**Exercise goal**
Count lines with "Alex" in them. Report only the total.

Dataset records

----------

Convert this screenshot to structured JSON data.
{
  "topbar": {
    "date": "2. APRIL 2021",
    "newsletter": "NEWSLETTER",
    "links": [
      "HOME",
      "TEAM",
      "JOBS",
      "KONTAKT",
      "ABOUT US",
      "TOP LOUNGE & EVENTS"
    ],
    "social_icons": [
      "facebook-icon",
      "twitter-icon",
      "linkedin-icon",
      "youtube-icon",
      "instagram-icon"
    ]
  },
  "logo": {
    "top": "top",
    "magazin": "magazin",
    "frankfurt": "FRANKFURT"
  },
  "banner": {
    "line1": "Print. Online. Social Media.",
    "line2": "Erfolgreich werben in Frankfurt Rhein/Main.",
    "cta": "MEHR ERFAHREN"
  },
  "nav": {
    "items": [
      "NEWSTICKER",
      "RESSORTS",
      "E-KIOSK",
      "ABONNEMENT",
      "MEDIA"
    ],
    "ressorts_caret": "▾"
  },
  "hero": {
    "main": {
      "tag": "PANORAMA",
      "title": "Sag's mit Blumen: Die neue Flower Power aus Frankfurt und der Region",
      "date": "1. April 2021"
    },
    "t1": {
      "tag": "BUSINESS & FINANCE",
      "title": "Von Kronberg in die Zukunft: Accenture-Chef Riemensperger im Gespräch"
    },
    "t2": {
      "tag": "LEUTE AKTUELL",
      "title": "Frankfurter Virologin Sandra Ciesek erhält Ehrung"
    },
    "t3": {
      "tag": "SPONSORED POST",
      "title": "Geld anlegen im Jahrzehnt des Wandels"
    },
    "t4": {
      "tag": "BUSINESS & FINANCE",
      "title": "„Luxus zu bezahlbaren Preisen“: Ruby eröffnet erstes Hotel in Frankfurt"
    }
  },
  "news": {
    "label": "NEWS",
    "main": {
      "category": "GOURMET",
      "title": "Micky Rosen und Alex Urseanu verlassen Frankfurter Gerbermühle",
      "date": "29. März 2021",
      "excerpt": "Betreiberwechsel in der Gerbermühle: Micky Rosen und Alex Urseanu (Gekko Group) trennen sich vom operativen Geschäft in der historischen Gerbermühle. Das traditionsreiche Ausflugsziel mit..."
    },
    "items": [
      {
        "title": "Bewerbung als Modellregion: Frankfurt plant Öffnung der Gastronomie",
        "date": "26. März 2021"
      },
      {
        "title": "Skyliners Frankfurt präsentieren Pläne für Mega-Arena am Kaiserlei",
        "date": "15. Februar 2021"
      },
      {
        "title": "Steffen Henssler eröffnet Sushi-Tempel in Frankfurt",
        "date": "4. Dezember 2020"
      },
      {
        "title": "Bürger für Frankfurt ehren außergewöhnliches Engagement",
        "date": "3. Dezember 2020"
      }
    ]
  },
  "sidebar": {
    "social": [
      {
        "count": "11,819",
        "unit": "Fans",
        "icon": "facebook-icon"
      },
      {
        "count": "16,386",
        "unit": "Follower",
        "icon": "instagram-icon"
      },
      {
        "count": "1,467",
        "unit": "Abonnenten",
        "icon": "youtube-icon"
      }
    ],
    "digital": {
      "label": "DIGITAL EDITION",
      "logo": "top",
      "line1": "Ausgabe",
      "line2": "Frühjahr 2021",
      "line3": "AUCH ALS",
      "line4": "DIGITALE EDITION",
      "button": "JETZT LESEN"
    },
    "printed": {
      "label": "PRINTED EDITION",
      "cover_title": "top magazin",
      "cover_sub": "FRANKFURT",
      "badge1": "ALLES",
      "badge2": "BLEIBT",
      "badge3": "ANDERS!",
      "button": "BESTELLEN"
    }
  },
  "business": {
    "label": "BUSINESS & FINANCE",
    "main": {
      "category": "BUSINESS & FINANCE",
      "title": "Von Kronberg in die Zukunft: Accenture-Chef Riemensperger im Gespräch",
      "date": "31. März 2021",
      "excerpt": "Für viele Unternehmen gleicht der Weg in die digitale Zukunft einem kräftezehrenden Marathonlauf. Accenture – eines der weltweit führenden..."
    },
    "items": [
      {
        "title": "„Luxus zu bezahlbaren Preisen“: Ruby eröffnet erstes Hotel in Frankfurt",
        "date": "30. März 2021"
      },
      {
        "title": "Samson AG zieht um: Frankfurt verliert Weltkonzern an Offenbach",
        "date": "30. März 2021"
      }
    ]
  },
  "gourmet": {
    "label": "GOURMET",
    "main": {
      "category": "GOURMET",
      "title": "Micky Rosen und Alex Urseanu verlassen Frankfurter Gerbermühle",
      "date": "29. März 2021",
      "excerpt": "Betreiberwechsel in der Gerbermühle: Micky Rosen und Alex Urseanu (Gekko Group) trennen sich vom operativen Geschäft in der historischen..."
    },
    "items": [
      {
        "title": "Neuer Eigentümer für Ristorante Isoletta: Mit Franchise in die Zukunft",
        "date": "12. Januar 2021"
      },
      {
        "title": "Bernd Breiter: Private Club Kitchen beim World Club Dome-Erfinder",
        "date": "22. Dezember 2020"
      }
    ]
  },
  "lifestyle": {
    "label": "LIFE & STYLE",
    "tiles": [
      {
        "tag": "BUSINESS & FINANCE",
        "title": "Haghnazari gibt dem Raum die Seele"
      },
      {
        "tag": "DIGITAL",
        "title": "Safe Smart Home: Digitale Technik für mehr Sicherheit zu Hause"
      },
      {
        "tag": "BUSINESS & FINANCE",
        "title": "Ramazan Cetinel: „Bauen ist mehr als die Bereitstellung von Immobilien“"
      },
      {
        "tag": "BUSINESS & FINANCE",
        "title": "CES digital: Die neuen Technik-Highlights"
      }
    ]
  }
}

----------

**The completed task**
4